▶ [Brief]:
Present the following data again exactly as it is shown.
___ Supplied information
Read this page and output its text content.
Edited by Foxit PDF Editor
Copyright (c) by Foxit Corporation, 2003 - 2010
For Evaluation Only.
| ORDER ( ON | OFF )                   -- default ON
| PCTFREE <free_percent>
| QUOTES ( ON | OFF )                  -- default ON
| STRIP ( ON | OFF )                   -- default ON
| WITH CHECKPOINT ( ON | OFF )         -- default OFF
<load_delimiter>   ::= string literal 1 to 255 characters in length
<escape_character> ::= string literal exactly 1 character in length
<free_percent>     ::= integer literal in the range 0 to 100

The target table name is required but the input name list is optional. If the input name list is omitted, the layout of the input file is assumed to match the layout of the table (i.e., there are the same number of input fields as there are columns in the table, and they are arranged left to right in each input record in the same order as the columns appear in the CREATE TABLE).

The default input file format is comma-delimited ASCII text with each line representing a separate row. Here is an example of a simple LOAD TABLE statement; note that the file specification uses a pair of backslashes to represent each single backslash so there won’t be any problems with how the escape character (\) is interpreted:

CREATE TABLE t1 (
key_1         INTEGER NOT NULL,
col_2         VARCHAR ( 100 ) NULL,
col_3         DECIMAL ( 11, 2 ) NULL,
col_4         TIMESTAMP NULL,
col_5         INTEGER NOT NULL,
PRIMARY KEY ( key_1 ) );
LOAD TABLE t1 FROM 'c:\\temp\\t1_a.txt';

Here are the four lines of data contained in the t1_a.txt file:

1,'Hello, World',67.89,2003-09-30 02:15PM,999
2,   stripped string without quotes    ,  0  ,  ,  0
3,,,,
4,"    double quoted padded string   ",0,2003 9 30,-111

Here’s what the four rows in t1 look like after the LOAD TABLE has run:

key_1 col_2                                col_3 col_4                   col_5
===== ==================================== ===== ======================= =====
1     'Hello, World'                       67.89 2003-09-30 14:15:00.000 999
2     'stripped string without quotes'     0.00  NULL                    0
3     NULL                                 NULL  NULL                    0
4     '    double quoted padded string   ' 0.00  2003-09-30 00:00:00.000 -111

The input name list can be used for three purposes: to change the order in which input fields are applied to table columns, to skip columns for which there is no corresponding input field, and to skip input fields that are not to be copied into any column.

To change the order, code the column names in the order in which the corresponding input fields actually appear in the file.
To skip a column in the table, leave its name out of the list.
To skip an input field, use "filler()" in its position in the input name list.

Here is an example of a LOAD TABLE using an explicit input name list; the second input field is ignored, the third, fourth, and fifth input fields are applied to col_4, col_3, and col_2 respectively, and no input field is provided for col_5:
______
▶ [Full response]:
Read this page and output its text content.
Edited by Foxit PDF Editor
Copyright (c) by Foxit Corporation, 2003 - 2010
For Evaluation Only.
| ORDER ( ON | OFF )                   -- default ON
| PCTFREE <free_percent>
| QUOTES ( ON | OFF )                  -- default ON
| STRIP ( ON | OFF )                   -- default ON
| WITH CHECKPOINT ( ON | OFF )         -- default OFF
<load_delimiter>   ::= string literal 1 to 255 characters in length
<escape_character> ::= string literal exactly 1 character in length
<free_percent>     ::= integer literal in the range 0 to 100

The target table name is required but the input name list is optional. If the input name list is omitted, the layout of the input file is assumed to match the layout of the table (i.e., there are the same number of input fields as there are columns in the table, and they are arranged left to right in each input record in the same order as the columns appear in the CREATE TABLE).

The default input file format is comma-delimited ASCII text with each line representing a separate row. Here is an example of a simple LOAD TABLE statement; note that the file specification uses a pair of backslashes to represent each single backslash so there won’t be any problems with how the escape character (\) is interpreted:

CREATE TABLE t1 (
key_1         INTEGER NOT NULL,
col_2         VARCHAR ( 100 ) NULL,
col_3         DECIMAL ( 11, 2 ) NULL,
col_4         TIMESTAMP NULL,
col_5         INTEGER NOT NULL,
PRIMARY KEY ( key_1 ) );
LOAD TABLE t1 FROM 'c:\\temp\\t1_a.txt';

Here are the four lines of data contained in the t1_a.txt file:

1,'Hello, World',67.89,2003-09-30 02:15PM,999
2,   stripped string without quotes    ,  0  ,  ,  0
3,,,,
4,"    double quoted padded string   ",0,2003 9 30,-111

Here’s what the four rows in t1 look like after the LOAD TABLE has run:

key_1 col_2                                col_3 col_4                   col_5
===== ==================================== ===== ======================= =====
1     'Hello, World'                       67.89 2003-09-30 14:15:00.000 999
2     'stripped string without quotes'     0.00  NULL                    0
3     NULL                                 NULL  NULL                    0
4     '    double quoted padded string   ' 0.00  2003-09-30 00:00:00.000 -111

The input name list can be used for three purposes: to change the order in which input fields are applied to table columns, to skip columns for which there is no corresponding input field, and to skip input fields that are not to be copied into any column.

To change the order, code the column names in the order in which the corresponding input fields actually appear in the file.
To skip a column in the table, leave its name out of the list.
To skip an input field, use "filler()" in its position in the input name list.

Here is an example of a LOAD TABLE using an explicit input name list; the second input field is ignored, the third, fourth, and fifth input fields are applied to col_4, col_3, and col_2 respectively, and no input field is provided for col_5:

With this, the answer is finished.